## start
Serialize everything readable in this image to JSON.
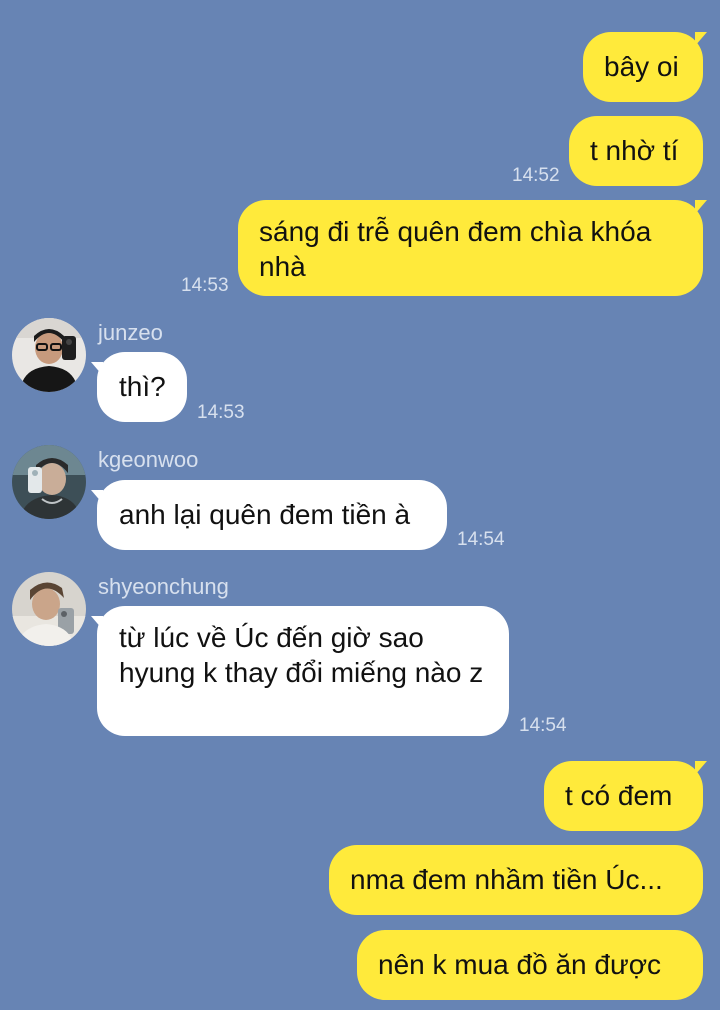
{
  "messages": [
    {
      "side": "me",
      "text": "bây oi"
    },
    {
      "side": "me",
      "text": "t nhờ tí",
      "time": "14:52"
    },
    {
      "side": "me",
      "text": "sáng đi trễ quên đem chìa khóa nhà",
      "time": "14:53"
    },
    {
      "side": "them",
      "sender": "junzeo",
      "text": "thì?",
      "time": "14:53"
    },
    {
      "side": "them",
      "sender": "kgeonwoo",
      "text": "anh lại quên đem tiền à",
      "time": "14:54"
    },
    {
      "side": "them",
      "sender": "shyeonchung",
      "text": "từ lúc về Úc đến giờ sao hyung k thay đổi miếng nào z",
      "time": "14:54"
    },
    {
      "side": "me",
      "text": "t có đem"
    },
    {
      "side": "me",
      "text": "nma đem nhầm tiền Úc..."
    },
    {
      "side": "me",
      "text": "nên k mua đồ ăn được"
    }
  ],
  "colors": {
    "background": "#6784b4",
    "my_bubble": "#ffea3b",
    "their_bubble": "#ffffff",
    "meta_text": "#d7e0ee"
  }
}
## end
Exercise task: Copy the data exactly. Any picture it contains is to be omitted.

Output of the exercise:
Serialize everything readable in this image to JSON.
{
  "messages": [
    {
      "side": "me",
      "text": "bây oi"
    },
    {
      "side": "me",
      "text": "t nhờ tí",
      "time": "14:52"
    },
    {
      "side": "me",
      "text": "sáng đi trễ quên đem chìa khóa nhà",
      "time": "14:53"
    },
    {
      "side": "them",
      "sender": "junzeo",
      "text": "thì?",
      "time": "14:53"
    },
    {
      "side": "them",
      "sender": "kgeonwoo",
      "text": "anh lại quên đem tiền à",
      "time": "14:54"
    },
    {
      "side": "them",
      "sender": "shyeonchung",
      "text": "từ lúc về Úc đến giờ sao hyung k thay đổi miếng nào z",
      "time": "14:54"
    },
    {
      "side": "me",
      "text": "t có đem"
    },
    {
      "side": "me",
      "text": "nma đem nhầm tiền Úc..."
    },
    {
      "side": "me",
      "text": "nên k mua đồ ăn được"
    }
  ],
  "colors": {
    "background": "#6784b4",
    "my_bubble": "#ffea3b",
    "their_bubble": "#ffffff",
    "meta_text": "#d7e0ee"
  }
}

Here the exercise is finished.